**Given request**: Make an exact copy of the lines, leaving the pictures out.

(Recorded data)
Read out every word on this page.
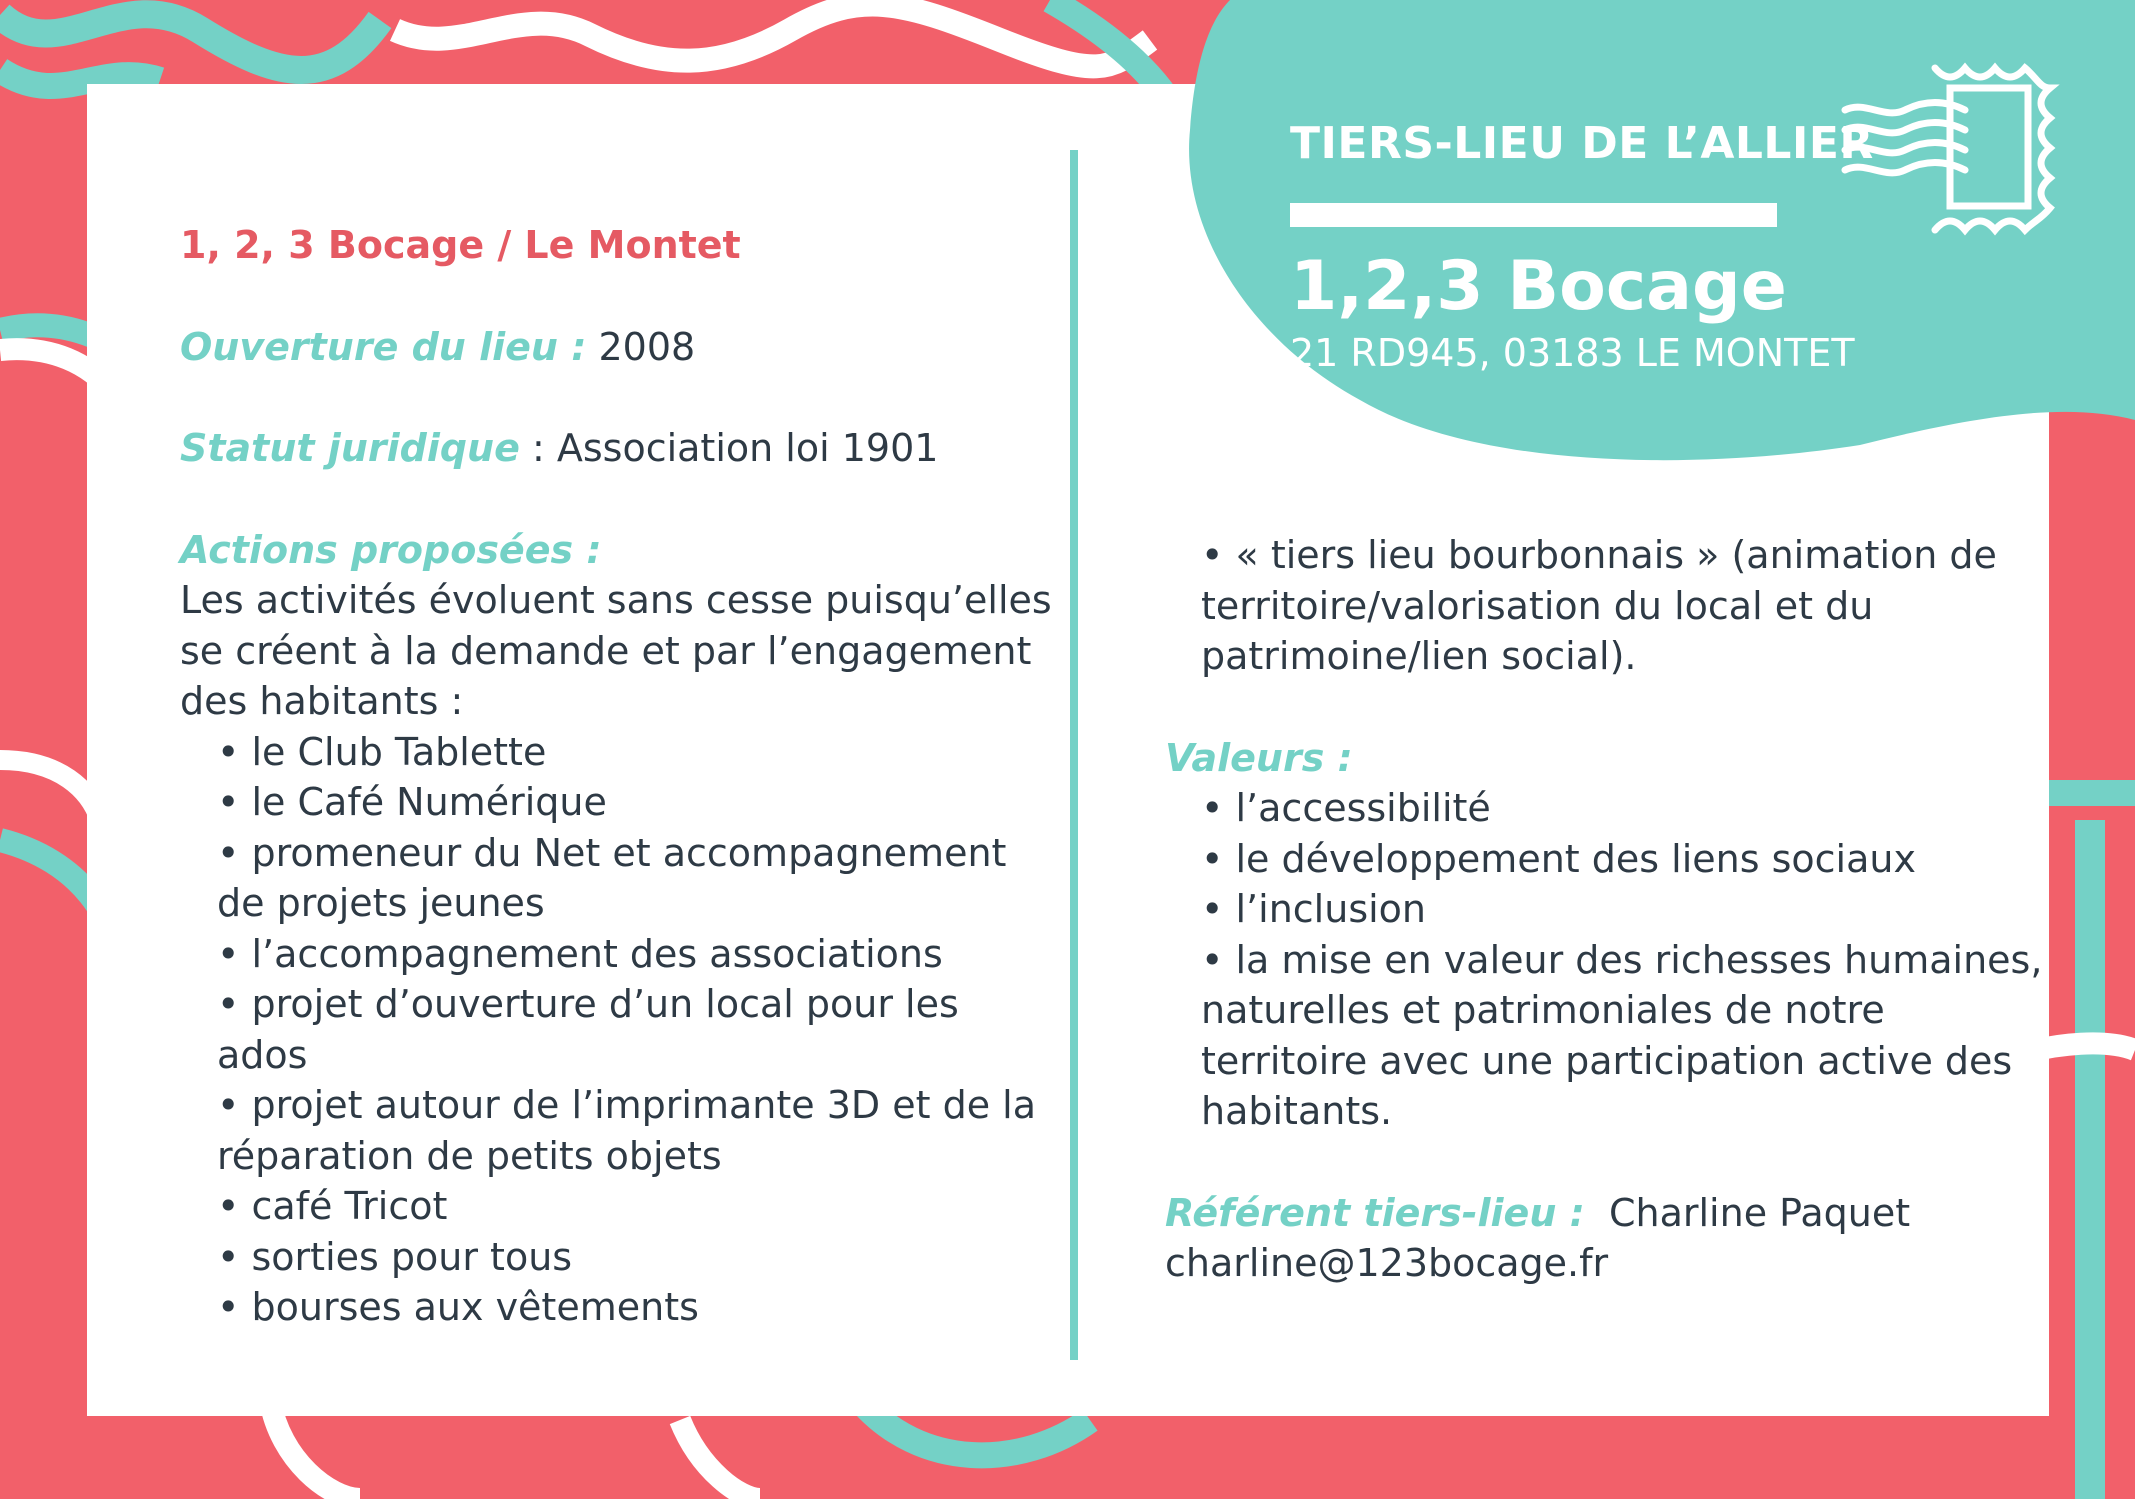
TIERS-LIEU DE L’ALLIER
1,2,3 Bocage
21 RD945, 03183 LE MONTET
1, 2, 3 Bocage / Le Montet
Ouverture du lieu : 2008
Statut juridique : Association loi 1901
Actions proposées :
Les activités évoluent sans cesse puisqu’elles
se créent à la demande et par l’engagement
des habitants :
• le Club Tablette
• le Café Numérique
• promeneur du Net et accompagnement
de projets jeunes
• l’accompagnement des associations
• projet d’ouverture d’un local pour les
ados
• projet autour de l’imprimante 3D et de la
réparation de petits objets
• café Tricot
• sorties pour tous
• bourses aux vêtements
• « tiers lieu bourbonnais » (animation de
territoire/valorisation du local et du
patrimoine/lien social).
Valeurs :
• l’accessibilité
• le développement des liens sociaux
• l’inclusion
• la mise en valeur des richesses humaines,
naturelles et patrimoniales de notre
territoire avec une participation active des
habitants.
Référent tiers-lieu :  Charline Paquet
charline@123bocage.fr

**Finished answer**:
Read out every word on this page.
TIERS-LIEU DE L’ALLIER
1,2,3 Bocage
21 RD945, 03183 LE MONTET
1, 2, 3 Bocage / Le Montet
Ouverture du lieu : 2008
Statut juridique : Association loi 1901
Actions proposées :
Les activités évoluent sans cesse puisqu’elles
se créent à la demande et par l’engagement
des habitants :
• le Club Tablette
• le Café Numérique
• promeneur du Net et accompagnement
de projets jeunes
• l’accompagnement des associations
• projet d’ouverture d’un local pour les
ados
• projet autour de l’imprimante 3D et de la
réparation de petits objets
• café Tricot
• sorties pour tous
• bourses aux vêtements
• « tiers lieu bourbonnais » (animation de
territoire/valorisation du local et du
patrimoine/lien social).
Valeurs :
• l’accessibilité
• le développement des liens sociaux
• l’inclusion
• la mise en valeur des richesses humaines,
naturelles et patrimoniales de notre
territoire avec une participation active des
habitants.
Référent tiers-lieu :  Charline Paquet
charline@123bocage.fr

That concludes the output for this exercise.